▶ _What the task asks_
Copy every line of the data exactly, leaving nothing out.

▶ _Given entries_

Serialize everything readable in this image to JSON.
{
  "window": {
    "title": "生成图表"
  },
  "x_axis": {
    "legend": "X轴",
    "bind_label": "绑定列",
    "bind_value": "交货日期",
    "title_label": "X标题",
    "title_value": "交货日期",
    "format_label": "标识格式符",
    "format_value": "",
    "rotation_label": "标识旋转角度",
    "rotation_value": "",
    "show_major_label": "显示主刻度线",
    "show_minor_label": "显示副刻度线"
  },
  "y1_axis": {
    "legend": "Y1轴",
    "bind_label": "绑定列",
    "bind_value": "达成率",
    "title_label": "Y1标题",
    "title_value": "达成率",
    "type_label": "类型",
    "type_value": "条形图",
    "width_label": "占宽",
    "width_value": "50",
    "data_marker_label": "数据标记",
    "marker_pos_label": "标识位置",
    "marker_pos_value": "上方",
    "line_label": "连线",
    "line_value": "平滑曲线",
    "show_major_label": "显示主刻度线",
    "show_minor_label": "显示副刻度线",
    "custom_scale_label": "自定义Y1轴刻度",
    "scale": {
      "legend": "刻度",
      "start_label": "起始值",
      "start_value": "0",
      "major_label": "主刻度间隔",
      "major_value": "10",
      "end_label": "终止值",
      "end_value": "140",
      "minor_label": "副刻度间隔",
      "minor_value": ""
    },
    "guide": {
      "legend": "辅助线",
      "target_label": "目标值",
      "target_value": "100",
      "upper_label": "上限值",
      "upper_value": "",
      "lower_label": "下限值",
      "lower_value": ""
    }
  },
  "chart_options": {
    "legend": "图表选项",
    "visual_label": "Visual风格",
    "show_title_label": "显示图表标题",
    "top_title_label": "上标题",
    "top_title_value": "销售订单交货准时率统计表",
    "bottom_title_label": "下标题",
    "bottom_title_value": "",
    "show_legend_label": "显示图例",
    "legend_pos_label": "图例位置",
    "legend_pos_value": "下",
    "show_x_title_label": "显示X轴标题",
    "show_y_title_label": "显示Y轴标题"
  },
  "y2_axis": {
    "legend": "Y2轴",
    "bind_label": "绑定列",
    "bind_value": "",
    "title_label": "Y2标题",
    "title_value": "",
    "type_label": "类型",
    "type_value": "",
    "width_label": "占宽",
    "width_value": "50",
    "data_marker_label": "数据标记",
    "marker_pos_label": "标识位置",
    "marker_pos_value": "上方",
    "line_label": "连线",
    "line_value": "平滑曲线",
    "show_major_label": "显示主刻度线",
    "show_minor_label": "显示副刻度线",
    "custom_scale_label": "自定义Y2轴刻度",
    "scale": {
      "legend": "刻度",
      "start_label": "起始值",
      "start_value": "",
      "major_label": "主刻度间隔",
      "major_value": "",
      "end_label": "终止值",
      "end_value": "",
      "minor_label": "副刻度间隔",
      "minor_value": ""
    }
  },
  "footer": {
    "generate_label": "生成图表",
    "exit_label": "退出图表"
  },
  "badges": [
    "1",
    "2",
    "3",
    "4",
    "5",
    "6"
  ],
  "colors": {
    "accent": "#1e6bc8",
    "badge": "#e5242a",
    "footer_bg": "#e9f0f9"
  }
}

▶ _Answer_
Serialize everything readable in this image to JSON.
{
  "window": {
    "title": "生成图表"
  },
  "x_axis": {
    "legend": "X轴",
    "bind_label": "绑定列",
    "bind_value": "交货日期",
    "title_label": "X标题",
    "title_value": "交货日期",
    "format_label": "标识格式符",
    "format_value": "",
    "rotation_label": "标识旋转角度",
    "rotation_value": "",
    "show_major_label": "显示主刻度线",
    "show_minor_label": "显示副刻度线"
  },
  "y1_axis": {
    "legend": "Y1轴",
    "bind_label": "绑定列",
    "bind_value": "达成率",
    "title_label": "Y1标题",
    "title_value": "达成率",
    "type_label": "类型",
    "type_value": "条形图",
    "width_label": "占宽",
    "width_value": "50",
    "data_marker_label": "数据标记",
    "marker_pos_label": "标识位置",
    "marker_pos_value": "上方",
    "line_label": "连线",
    "line_value": "平滑曲线",
    "show_major_label": "显示主刻度线",
    "show_minor_label": "显示副刻度线",
    "custom_scale_label": "自定义Y1轴刻度",
    "scale": {
      "legend": "刻度",
      "start_label": "起始值",
      "start_value": "0",
      "major_label": "主刻度间隔",
      "major_value": "10",
      "end_label": "终止值",
      "end_value": "140",
      "minor_label": "副刻度间隔",
      "minor_value": ""
    },
    "guide": {
      "legend": "辅助线",
      "target_label": "目标值",
      "target_value": "100",
      "upper_label": "上限值",
      "upper_value": "",
      "lower_label": "下限值",
      "lower_value": ""
    }
  },
  "chart_options": {
    "legend": "图表选项",
    "visual_label": "Visual风格",
    "show_title_label": "显示图表标题",
    "top_title_label": "上标题",
    "top_title_value": "销售订单交货准时率统计表",
    "bottom_title_label": "下标题",
    "bottom_title_value": "",
    "show_legend_label": "显示图例",
    "legend_pos_label": "图例位置",
    "legend_pos_value": "下",
    "show_x_title_label": "显示X轴标题",
    "show_y_title_label": "显示Y轴标题"
  },
  "y2_axis": {
    "legend": "Y2轴",
    "bind_label": "绑定列",
    "bind_value": "",
    "title_label": "Y2标题",
    "title_value": "",
    "type_label": "类型",
    "type_value": "",
    "width_label": "占宽",
    "width_value": "50",
    "data_marker_label": "数据标记",
    "marker_pos_label": "标识位置",
    "marker_pos_value": "上方",
    "line_label": "连线",
    "line_value": "平滑曲线",
    "show_major_label": "显示主刻度线",
    "show_minor_label": "显示副刻度线",
    "custom_scale_label": "自定义Y2轴刻度",
    "scale": {
      "legend": "刻度",
      "start_label": "起始值",
      "start_value": "",
      "major_label": "主刻度间隔",
      "major_value": "",
      "end_label": "终止值",
      "end_value": "",
      "minor_label": "副刻度间隔",
      "minor_value": ""
    }
  },
  "footer": {
    "generate_label": "生成图表",
    "exit_label": "退出图表"
  },
  "badges": [
    "1",
    "2",
    "3",
    "4",
    "5",
    "6"
  ],
  "colors": {
    "accent": "#1e6bc8",
    "badge": "#e5242a",
    "footer_bg": "#e9f0f9"
  }
}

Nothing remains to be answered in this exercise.